- PROBLEM TO SOLVE
Beginning with the line that holds "Extract all the data from this chart as JSON.", set down each line of the data below through the very last, exactly as given, and nothing beyond that.

● ● ● ●

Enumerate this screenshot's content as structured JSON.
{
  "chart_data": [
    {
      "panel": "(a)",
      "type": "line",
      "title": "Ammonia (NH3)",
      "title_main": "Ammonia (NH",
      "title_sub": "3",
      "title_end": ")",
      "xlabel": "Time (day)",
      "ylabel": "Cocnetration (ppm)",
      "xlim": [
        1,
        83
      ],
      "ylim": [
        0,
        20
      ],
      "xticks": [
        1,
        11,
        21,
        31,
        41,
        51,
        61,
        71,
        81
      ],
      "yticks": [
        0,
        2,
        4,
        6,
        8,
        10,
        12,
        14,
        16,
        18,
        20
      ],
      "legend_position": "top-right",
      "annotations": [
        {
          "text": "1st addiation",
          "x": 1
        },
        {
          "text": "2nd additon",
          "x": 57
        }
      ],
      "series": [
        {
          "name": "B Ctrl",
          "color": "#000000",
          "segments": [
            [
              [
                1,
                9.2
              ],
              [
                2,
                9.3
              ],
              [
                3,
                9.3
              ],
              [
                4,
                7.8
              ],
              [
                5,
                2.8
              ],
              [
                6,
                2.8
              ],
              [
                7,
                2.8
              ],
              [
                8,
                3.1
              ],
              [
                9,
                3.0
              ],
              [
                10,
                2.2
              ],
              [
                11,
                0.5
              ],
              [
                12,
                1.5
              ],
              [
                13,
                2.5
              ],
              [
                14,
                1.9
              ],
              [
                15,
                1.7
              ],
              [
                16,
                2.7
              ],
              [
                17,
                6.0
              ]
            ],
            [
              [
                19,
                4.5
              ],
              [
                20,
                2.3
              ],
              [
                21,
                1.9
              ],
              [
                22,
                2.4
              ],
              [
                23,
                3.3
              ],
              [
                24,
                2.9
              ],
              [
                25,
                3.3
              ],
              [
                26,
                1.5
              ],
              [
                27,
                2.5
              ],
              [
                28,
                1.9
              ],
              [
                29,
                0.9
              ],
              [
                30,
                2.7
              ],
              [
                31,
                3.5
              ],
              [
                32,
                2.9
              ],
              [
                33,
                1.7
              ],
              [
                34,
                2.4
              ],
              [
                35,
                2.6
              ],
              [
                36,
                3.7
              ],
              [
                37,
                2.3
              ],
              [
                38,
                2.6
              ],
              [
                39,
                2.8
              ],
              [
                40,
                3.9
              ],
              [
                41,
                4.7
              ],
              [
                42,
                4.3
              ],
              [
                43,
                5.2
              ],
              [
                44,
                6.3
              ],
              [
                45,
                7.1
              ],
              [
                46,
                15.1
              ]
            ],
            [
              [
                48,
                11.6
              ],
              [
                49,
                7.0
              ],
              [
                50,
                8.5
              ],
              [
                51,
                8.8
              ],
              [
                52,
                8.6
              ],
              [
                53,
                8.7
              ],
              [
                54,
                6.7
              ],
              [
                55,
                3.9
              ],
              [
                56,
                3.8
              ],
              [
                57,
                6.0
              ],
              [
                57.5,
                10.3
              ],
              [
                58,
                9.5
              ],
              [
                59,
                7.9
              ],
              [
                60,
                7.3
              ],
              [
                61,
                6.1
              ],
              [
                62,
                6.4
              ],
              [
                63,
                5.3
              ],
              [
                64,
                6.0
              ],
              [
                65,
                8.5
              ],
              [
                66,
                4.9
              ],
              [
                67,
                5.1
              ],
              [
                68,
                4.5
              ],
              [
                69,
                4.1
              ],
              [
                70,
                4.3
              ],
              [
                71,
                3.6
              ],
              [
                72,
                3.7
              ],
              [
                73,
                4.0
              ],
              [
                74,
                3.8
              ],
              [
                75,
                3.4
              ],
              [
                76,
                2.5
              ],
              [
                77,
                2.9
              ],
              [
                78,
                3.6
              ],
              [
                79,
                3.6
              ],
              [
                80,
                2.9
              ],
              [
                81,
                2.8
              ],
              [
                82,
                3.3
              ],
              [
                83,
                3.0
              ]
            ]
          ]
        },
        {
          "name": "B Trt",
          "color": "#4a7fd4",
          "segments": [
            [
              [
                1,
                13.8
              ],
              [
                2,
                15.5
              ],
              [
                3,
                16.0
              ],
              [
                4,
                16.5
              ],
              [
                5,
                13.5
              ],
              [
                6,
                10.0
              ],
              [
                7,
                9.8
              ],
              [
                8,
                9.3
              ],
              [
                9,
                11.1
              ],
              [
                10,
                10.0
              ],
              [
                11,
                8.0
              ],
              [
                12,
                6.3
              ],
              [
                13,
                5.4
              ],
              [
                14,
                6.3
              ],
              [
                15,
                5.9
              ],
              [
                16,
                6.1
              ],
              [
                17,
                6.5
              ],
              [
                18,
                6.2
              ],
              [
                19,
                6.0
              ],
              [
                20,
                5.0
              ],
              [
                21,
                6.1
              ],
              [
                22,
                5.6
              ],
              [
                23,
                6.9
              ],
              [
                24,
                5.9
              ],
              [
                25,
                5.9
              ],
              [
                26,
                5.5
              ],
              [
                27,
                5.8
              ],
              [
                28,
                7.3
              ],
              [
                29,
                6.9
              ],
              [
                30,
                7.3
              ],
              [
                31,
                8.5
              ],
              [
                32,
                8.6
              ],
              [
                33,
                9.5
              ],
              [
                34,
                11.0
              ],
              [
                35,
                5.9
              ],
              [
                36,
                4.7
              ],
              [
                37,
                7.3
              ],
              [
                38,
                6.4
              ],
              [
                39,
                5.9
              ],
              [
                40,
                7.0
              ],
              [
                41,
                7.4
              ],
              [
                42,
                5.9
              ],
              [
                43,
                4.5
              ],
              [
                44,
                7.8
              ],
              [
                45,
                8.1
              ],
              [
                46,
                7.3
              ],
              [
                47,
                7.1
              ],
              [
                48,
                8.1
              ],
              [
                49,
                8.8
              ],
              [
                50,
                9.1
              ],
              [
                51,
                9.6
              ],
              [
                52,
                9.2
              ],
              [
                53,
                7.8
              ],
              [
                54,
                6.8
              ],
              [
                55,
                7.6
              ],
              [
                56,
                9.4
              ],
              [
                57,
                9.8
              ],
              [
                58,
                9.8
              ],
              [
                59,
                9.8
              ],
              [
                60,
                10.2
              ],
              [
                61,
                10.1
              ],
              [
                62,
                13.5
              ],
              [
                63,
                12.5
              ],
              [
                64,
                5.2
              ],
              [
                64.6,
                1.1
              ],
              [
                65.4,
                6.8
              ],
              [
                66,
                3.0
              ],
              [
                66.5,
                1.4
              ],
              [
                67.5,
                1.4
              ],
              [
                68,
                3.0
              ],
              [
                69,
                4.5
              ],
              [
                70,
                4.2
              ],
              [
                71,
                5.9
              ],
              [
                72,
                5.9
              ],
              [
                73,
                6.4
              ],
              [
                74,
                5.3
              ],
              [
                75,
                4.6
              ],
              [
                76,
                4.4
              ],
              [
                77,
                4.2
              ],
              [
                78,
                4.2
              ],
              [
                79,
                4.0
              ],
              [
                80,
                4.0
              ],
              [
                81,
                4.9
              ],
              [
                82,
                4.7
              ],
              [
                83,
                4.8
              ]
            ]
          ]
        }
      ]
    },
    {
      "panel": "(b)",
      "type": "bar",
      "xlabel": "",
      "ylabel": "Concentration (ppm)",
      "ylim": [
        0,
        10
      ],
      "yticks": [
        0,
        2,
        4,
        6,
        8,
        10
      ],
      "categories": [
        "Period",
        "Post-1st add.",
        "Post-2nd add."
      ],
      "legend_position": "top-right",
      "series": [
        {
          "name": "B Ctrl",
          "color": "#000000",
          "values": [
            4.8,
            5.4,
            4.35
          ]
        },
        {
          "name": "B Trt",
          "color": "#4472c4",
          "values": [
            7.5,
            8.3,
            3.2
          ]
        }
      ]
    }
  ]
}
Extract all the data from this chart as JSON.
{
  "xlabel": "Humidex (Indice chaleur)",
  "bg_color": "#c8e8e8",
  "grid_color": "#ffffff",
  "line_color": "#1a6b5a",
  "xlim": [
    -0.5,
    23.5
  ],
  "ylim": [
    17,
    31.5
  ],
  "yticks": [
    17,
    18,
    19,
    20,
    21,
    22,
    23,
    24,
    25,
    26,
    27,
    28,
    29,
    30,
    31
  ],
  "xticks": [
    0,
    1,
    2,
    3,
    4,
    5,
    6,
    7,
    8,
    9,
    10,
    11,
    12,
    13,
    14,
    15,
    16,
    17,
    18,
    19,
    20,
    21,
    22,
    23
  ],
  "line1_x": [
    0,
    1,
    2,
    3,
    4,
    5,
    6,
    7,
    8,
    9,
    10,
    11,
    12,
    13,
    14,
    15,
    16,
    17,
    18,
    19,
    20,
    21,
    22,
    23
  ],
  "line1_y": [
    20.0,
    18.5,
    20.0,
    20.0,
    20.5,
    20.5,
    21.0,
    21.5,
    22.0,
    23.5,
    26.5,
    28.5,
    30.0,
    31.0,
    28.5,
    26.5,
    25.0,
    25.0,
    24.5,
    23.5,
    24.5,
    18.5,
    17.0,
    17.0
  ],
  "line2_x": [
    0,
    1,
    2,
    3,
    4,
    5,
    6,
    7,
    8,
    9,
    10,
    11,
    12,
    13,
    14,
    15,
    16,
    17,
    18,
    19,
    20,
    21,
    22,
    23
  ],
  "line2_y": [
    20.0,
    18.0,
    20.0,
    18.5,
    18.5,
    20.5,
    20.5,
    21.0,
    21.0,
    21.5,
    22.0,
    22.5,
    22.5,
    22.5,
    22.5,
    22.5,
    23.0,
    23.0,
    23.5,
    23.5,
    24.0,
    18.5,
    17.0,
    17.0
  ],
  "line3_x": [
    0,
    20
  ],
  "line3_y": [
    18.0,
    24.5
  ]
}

● ● ● ●

- THE OUTPUT
Extract all the data from this chart as JSON.
{
  "xlabel": "Humidex (Indice chaleur)",
  "bg_color": "#c8e8e8",
  "grid_color": "#ffffff",
  "line_color": "#1a6b5a",
  "xlim": [
    -0.5,
    23.5
  ],
  "ylim": [
    17,
    31.5
  ],
  "yticks": [
    17,
    18,
    19,
    20,
    21,
    22,
    23,
    24,
    25,
    26,
    27,
    28,
    29,
    30,
    31
  ],
  "xticks": [
    0,
    1,
    2,
    3,
    4,
    5,
    6,
    7,
    8,
    9,
    10,
    11,
    12,
    13,
    14,
    15,
    16,
    17,
    18,
    19,
    20,
    21,
    22,
    23
  ],
  "line1_x": [
    0,
    1,
    2,
    3,
    4,
    5,
    6,
    7,
    8,
    9,
    10,
    11,
    12,
    13,
    14,
    15,
    16,
    17,
    18,
    19,
    20,
    21,
    22,
    23
  ],
  "line1_y": [
    20.0,
    18.5,
    20.0,
    20.0,
    20.5,
    20.5,
    21.0,
    21.5,
    22.0,
    23.5,
    26.5,
    28.5,
    30.0,
    31.0,
    28.5,
    26.5,
    25.0,
    25.0,
    24.5,
    23.5,
    24.5,
    18.5,
    17.0,
    17.0
  ],
  "line2_x": [
    0,
    1,
    2,
    3,
    4,
    5,
    6,
    7,
    8,
    9,
    10,
    11,
    12,
    13,
    14,
    15,
    16,
    17,
    18,
    19,
    20,
    21,
    22,
    23
  ],
  "line2_y": [
    20.0,
    18.0,
    20.0,
    18.5,
    18.5,
    20.5,
    20.5,
    21.0,
    21.0,
    21.5,
    22.0,
    22.5,
    22.5,
    22.5,
    22.5,
    22.5,
    23.0,
    23.0,
    23.5,
    23.5,
    24.0,
    18.5,
    17.0,
    17.0
  ],
  "line3_x": [
    0,
    20
  ],
  "line3_y": [
    18.0,
    24.5
  ]
}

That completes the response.